» Exercise prompt
Identify each line in the records below that contains the word "this", and copy it.

» Exercise input
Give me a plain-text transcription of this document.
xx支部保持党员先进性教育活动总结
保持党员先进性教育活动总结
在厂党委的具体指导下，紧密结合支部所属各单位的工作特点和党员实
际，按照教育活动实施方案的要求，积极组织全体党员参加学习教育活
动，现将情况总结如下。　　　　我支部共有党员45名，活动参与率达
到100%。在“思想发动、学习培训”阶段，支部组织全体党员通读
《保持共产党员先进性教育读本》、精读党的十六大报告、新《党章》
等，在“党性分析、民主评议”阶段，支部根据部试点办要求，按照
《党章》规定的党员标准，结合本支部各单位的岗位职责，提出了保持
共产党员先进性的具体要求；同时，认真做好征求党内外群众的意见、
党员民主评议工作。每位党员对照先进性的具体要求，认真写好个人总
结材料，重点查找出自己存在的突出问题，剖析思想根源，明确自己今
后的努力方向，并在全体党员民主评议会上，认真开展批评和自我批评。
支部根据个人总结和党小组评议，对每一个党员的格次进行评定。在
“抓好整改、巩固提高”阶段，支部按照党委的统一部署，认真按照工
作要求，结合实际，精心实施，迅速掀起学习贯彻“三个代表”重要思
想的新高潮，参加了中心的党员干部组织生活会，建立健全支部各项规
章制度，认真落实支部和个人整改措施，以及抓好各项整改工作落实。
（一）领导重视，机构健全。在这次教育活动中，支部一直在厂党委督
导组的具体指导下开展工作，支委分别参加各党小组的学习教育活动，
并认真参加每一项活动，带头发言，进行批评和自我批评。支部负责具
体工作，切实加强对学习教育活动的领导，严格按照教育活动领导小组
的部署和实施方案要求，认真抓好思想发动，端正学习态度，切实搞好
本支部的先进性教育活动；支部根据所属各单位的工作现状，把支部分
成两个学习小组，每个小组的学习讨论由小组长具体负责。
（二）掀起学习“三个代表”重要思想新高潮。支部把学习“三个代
* * *
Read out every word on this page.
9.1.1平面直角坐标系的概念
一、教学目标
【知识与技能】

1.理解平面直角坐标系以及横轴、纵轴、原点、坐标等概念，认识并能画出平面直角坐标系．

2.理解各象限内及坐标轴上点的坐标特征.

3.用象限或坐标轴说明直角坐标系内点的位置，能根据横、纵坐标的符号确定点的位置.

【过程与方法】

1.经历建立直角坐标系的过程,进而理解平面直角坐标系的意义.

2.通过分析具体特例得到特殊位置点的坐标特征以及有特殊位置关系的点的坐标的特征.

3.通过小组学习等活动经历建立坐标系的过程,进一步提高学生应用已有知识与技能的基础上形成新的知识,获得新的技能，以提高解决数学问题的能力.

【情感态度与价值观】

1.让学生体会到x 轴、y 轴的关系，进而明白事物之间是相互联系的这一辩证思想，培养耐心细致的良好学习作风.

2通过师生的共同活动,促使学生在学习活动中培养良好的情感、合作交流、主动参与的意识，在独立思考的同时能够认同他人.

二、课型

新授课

» Task answer
Give me a plain-text transcription of this document.
Read out every word on this page.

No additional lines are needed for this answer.